## TASK DETAILS
Pull each line holding "Software" out of the entries below.

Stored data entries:
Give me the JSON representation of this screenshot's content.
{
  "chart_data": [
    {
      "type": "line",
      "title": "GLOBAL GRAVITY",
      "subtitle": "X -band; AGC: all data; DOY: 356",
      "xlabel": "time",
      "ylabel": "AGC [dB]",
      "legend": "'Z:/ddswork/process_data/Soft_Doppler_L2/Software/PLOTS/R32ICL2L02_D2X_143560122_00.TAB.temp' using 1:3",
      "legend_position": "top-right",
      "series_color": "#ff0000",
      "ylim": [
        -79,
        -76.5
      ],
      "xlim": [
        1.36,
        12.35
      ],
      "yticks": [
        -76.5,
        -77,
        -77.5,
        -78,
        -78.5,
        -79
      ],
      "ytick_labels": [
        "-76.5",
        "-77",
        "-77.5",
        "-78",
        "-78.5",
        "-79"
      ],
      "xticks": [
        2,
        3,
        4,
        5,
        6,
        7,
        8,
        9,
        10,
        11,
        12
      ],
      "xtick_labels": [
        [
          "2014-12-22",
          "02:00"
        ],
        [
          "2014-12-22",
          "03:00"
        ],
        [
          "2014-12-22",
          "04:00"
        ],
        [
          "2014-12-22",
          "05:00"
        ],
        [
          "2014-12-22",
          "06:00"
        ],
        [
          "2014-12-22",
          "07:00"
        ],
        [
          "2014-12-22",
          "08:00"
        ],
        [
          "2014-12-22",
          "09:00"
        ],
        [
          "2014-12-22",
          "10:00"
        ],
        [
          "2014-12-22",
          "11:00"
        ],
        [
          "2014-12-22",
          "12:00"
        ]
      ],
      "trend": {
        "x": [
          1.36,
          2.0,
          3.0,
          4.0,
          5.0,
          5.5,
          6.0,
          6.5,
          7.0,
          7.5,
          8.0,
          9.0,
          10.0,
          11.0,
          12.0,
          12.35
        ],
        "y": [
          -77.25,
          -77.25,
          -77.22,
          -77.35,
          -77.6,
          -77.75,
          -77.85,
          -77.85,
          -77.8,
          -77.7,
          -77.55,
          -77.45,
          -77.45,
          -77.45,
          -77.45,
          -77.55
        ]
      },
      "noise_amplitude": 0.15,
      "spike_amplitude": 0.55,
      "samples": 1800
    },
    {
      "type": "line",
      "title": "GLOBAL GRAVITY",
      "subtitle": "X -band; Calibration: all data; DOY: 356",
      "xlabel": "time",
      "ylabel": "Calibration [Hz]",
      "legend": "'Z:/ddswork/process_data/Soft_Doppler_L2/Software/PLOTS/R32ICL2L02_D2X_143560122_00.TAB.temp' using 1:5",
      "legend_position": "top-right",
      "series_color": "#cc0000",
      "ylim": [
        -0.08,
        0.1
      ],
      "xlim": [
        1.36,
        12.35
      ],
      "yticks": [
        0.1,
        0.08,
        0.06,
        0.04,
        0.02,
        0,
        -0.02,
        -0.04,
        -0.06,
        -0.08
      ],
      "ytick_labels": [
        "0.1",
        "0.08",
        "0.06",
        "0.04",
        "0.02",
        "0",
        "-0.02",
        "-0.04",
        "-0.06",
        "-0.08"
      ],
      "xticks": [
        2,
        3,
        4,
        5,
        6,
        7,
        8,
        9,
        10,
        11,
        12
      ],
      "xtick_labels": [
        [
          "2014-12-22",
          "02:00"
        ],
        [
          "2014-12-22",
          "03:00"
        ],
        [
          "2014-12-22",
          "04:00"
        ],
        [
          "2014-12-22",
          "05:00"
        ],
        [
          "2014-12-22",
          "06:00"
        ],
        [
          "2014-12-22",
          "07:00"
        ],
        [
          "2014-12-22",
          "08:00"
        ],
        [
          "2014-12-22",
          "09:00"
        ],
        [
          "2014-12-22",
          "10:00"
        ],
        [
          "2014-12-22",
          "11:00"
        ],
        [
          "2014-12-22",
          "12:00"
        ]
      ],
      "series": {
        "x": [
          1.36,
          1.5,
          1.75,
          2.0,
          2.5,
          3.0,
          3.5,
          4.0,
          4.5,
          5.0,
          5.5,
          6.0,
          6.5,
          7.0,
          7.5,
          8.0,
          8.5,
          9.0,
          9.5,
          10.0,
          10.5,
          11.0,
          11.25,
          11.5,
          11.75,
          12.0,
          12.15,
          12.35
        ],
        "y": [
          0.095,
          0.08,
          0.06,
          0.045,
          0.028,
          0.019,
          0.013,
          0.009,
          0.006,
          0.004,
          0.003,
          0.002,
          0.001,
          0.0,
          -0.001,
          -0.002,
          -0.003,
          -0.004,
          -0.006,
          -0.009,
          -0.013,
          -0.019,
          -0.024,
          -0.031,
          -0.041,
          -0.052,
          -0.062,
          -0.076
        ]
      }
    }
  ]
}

## TASK RESULT
      "legend": "'Z:/ddswork/process_data/Soft_Doppler_L2/Software/PLOTS/R32ICL2L02_D2X_143560122_00.TAB.temp' using 1:3",
      "legend": "'Z:/ddswork/process_data/Soft_Doppler_L2/Software/PLOTS/R32ICL2L02_D2X_143560122_00.TAB.temp' using 1:5",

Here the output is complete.